> DATA SHOWN

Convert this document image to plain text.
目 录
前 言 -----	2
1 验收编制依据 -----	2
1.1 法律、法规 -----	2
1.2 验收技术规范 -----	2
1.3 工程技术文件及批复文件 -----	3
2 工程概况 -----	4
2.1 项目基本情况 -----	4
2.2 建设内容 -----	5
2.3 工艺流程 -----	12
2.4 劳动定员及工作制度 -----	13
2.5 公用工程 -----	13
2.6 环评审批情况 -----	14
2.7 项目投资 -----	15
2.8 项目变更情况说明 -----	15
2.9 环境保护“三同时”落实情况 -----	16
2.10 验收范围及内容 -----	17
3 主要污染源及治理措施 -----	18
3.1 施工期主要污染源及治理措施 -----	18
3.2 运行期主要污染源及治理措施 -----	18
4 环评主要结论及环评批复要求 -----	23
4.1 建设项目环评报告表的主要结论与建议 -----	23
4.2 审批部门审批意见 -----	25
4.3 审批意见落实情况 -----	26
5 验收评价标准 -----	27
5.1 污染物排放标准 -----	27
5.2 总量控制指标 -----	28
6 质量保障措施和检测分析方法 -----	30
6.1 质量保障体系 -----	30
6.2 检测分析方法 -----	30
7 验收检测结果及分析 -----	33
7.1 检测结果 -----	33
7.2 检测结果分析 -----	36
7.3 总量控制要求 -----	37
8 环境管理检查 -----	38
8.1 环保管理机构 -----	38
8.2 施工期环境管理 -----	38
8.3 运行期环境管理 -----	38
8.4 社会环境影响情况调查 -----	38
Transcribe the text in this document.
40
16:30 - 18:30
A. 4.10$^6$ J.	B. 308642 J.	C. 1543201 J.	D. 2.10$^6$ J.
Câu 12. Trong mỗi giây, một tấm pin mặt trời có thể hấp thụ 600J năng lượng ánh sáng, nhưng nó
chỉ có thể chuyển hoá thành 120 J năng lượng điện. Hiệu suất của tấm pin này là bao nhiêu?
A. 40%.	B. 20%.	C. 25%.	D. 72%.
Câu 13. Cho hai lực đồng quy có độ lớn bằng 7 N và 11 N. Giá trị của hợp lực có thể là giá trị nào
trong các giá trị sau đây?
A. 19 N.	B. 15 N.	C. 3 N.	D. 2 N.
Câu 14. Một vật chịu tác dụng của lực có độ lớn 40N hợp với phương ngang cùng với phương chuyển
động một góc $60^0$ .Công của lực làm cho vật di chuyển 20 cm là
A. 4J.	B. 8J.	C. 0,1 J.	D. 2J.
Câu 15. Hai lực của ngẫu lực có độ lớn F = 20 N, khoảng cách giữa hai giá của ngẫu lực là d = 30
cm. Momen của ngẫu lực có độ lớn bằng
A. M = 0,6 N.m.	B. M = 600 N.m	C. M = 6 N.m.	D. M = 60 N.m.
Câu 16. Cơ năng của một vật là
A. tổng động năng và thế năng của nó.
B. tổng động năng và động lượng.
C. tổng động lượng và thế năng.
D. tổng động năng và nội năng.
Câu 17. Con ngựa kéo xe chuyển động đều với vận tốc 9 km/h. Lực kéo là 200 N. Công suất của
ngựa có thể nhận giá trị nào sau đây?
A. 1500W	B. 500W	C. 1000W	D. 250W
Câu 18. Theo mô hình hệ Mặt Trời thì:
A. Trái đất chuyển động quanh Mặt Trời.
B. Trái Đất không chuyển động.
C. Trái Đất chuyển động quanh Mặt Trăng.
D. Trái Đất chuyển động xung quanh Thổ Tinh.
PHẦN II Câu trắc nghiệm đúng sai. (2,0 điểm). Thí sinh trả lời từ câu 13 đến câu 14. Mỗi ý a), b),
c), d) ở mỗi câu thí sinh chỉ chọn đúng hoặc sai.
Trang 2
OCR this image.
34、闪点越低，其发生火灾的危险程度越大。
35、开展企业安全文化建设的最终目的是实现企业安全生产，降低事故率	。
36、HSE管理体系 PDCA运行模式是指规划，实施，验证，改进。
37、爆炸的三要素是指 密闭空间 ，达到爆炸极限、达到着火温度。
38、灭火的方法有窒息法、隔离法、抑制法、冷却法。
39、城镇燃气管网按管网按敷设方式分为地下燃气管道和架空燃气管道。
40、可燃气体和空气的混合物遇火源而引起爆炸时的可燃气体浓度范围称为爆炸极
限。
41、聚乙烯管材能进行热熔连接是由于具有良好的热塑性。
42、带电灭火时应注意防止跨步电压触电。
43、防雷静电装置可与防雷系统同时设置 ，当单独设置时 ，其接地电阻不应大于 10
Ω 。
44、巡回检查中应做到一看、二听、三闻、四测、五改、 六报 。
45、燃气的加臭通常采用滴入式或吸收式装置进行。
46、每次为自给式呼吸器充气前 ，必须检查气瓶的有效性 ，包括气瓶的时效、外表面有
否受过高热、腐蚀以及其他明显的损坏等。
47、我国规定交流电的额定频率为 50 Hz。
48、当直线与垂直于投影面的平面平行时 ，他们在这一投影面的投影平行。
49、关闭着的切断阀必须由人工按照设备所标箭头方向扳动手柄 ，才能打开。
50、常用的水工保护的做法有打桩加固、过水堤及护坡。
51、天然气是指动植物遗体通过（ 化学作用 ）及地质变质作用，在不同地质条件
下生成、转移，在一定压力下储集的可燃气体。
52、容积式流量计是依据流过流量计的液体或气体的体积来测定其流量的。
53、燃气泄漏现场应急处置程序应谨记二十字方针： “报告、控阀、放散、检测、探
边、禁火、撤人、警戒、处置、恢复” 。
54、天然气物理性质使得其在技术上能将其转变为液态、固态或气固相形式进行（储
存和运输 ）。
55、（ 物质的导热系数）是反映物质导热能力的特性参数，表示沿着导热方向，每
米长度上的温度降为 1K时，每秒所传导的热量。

> WHAT IS REQUIRED
Print again each line of the listing above, exactly as it appears.

> OUTPUT FOR THIS TASK
Convert this document image to plain text.
目 录
前 言 -----	2
1 验收编制依据 -----	2
1.1 法律、法规 -----	2
1.2 验收技术规范 -----	2
1.3 工程技术文件及批复文件 -----	3
2 工程概况 -----	4
2.1 项目基本情况 -----	4
2.2 建设内容 -----	5
2.3 工艺流程 -----	12
2.4 劳动定员及工作制度 -----	13
2.5 公用工程 -----	13
2.6 环评审批情况 -----	14
2.7 项目投资 -----	15
2.8 项目变更情况说明 -----	15
2.9 环境保护“三同时”落实情况 -----	16
2.10 验收范围及内容 -----	17
3 主要污染源及治理措施 -----	18
3.1 施工期主要污染源及治理措施 -----	18
3.2 运行期主要污染源及治理措施 -----	18
4 环评主要结论及环评批复要求 -----	23
4.1 建设项目环评报告表的主要结论与建议 -----	23
4.2 审批部门审批意见 -----	25
4.3 审批意见落实情况 -----	26
5 验收评价标准 -----	27
5.1 污染物排放标准 -----	27
5.2 总量控制指标 -----	28
6 质量保障措施和检测分析方法 -----	30
6.1 质量保障体系 -----	30
6.2 检测分析方法 -----	30
7 验收检测结果及分析 -----	33
7.1 检测结果 -----	33
7.2 检测结果分析 -----	36
7.3 总量控制要求 -----	37
8 环境管理检查 -----	38
8.1 环保管理机构 -----	38
8.2 施工期环境管理 -----	38
8.3 运行期环境管理 -----	38
8.4 社会环境影响情况调查 -----	38
Transcribe the text in this document.
40
16:30 - 18:30
A. 4.10$^6$ J.	B. 308642 J.	C. 1543201 J.	D. 2.10$^6$ J.
Câu 12. Trong mỗi giây, một tấm pin mặt trời có thể hấp thụ 600J năng lượng ánh sáng, nhưng nó
chỉ có thể chuyển hoá thành 120 J năng lượng điện. Hiệu suất của tấm pin này là bao nhiêu?
A. 40%.	B. 20%.	C. 25%.	D. 72%.
Câu 13. Cho hai lực đồng quy có độ lớn bằng 7 N và 11 N. Giá trị của hợp lực có thể là giá trị nào
trong các giá trị sau đây?
A. 19 N.	B. 15 N.	C. 3 N.	D. 2 N.
Câu 14. Một vật chịu tác dụng của lực có độ lớn 40N hợp với phương ngang cùng với phương chuyển
động một góc $60^0$ .Công của lực làm cho vật di chuyển 20 cm là
A. 4J.	B. 8J.	C. 0,1 J.	D. 2J.
Câu 15. Hai lực của ngẫu lực có độ lớn F = 20 N, khoảng cách giữa hai giá của ngẫu lực là d = 30
cm. Momen của ngẫu lực có độ lớn bằng
A. M = 0,6 N.m.	B. M = 600 N.m	C. M = 6 N.m.	D. M = 60 N.m.
Câu 16. Cơ năng của một vật là
A. tổng động năng và thế năng của nó.
B. tổng động năng và động lượng.
C. tổng động lượng và thế năng.
D. tổng động năng và nội năng.
Câu 17. Con ngựa kéo xe chuyển động đều với vận tốc 9 km/h. Lực kéo là 200 N. Công suất của
ngựa có thể nhận giá trị nào sau đây?
A. 1500W	B. 500W	C. 1000W	D. 250W
Câu 18. Theo mô hình hệ Mặt Trời thì:
A. Trái đất chuyển động quanh Mặt Trời.
B. Trái Đất không chuyển động.
C. Trái Đất chuyển động quanh Mặt Trăng.
D. Trái Đất chuyển động xung quanh Thổ Tinh.
PHẦN II Câu trắc nghiệm đúng sai. (2,0 điểm). Thí sinh trả lời từ câu 13 đến câu 14. Mỗi ý a), b),
c), d) ở mỗi câu thí sinh chỉ chọn đúng hoặc sai.
Trang 2
OCR this image.
34、闪点越低，其发生火灾的危险程度越大。
35、开展企业安全文化建设的最终目的是实现企业安全生产，降低事故率	。
36、HSE管理体系 PDCA运行模式是指规划，实施，验证，改进。
37、爆炸的三要素是指 密闭空间 ，达到爆炸极限、达到着火温度。
38、灭火的方法有窒息法、隔离法、抑制法、冷却法。
39、城镇燃气管网按管网按敷设方式分为地下燃气管道和架空燃气管道。
40、可燃气体和空气的混合物遇火源而引起爆炸时的可燃气体浓度范围称为爆炸极
限。
41、聚乙烯管材能进行热熔连接是由于具有良好的热塑性。
42、带电灭火时应注意防止跨步电压触电。
43、防雷静电装置可与防雷系统同时设置 ，当单独设置时 ，其接地电阻不应大于 10
Ω 。
44、巡回检查中应做到一看、二听、三闻、四测、五改、 六报 。
45、燃气的加臭通常采用滴入式或吸收式装置进行。
46、每次为自给式呼吸器充气前 ，必须检查气瓶的有效性 ，包括气瓶的时效、外表面有
否受过高热、腐蚀以及其他明显的损坏等。
47、我国规定交流电的额定频率为 50 Hz。
48、当直线与垂直于投影面的平面平行时 ，他们在这一投影面的投影平行。
49、关闭着的切断阀必须由人工按照设备所标箭头方向扳动手柄 ，才能打开。
50、常用的水工保护的做法有打桩加固、过水堤及护坡。
51、天然气是指动植物遗体通过（ 化学作用 ）及地质变质作用，在不同地质条件
下生成、转移，在一定压力下储集的可燃气体。
52、容积式流量计是依据流过流量计的液体或气体的体积来测定其流量的。
53、燃气泄漏现场应急处置程序应谨记二十字方针： “报告、控阀、放散、检测、探
边、禁火、撤人、警戒、处置、恢复” 。
54、天然气物理性质使得其在技术上能将其转变为液态、固态或气固相形式进行（储
存和运输 ）。
55、（ 物质的导热系数）是反映物质导热能力的特性参数，表示沿着导热方向，每
米长度上的温度降为 1K时，每秒所传导的热量。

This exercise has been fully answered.